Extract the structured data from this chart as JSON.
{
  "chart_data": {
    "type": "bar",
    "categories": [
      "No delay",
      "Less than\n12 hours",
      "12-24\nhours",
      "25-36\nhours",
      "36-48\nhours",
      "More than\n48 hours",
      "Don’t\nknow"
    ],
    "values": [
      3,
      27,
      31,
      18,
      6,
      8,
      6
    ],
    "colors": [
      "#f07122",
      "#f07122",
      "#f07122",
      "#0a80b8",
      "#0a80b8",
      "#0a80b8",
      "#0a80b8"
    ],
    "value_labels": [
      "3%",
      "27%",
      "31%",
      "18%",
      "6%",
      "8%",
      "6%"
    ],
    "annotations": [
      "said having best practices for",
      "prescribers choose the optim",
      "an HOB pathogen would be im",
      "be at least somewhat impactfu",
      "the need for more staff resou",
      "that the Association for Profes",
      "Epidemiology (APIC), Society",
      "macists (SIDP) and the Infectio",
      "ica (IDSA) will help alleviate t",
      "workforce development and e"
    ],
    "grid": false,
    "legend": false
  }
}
•••
→ To do
Your job is to give the listing again exactly as it was written.

→ Task answer
Extract the structured data from this chart as JSON.
{
  "chart_data": {
    "type": "bar",
    "categories": [
      "No delay",
      "Less than\n12 hours",
      "12-24\nhours",
      "25-36\nhours",
      "36-48\nhours",
      "More than\n48 hours",
      "Don’t\nknow"
    ],
    "values": [
      3,
      27,
      31,
      18,
      6,
      8,
      6
    ],
    "colors": [
      "#f07122",
      "#f07122",
      "#f07122",
      "#0a80b8",
      "#0a80b8",
      "#0a80b8",
      "#0a80b8"
    ],
    "value_labels": [
      "3%",
      "27%",
      "31%",
      "18%",
      "6%",
      "8%",
      "6%"
    ],
    "annotations": [
      "said having best practices for",
      "prescribers choose the optim",
      "an HOB pathogen would be im",
      "be at least somewhat impactfu",
      "the need for more staff resou",
      "that the Association for Profes",
      "Epidemiology (APIC), Society",
      "macists (SIDP) and the Infectio",
      "ica (IDSA) will help alleviate t",
      "workforce development and e"
    ],
    "grid": false,
    "legend": false
  }
}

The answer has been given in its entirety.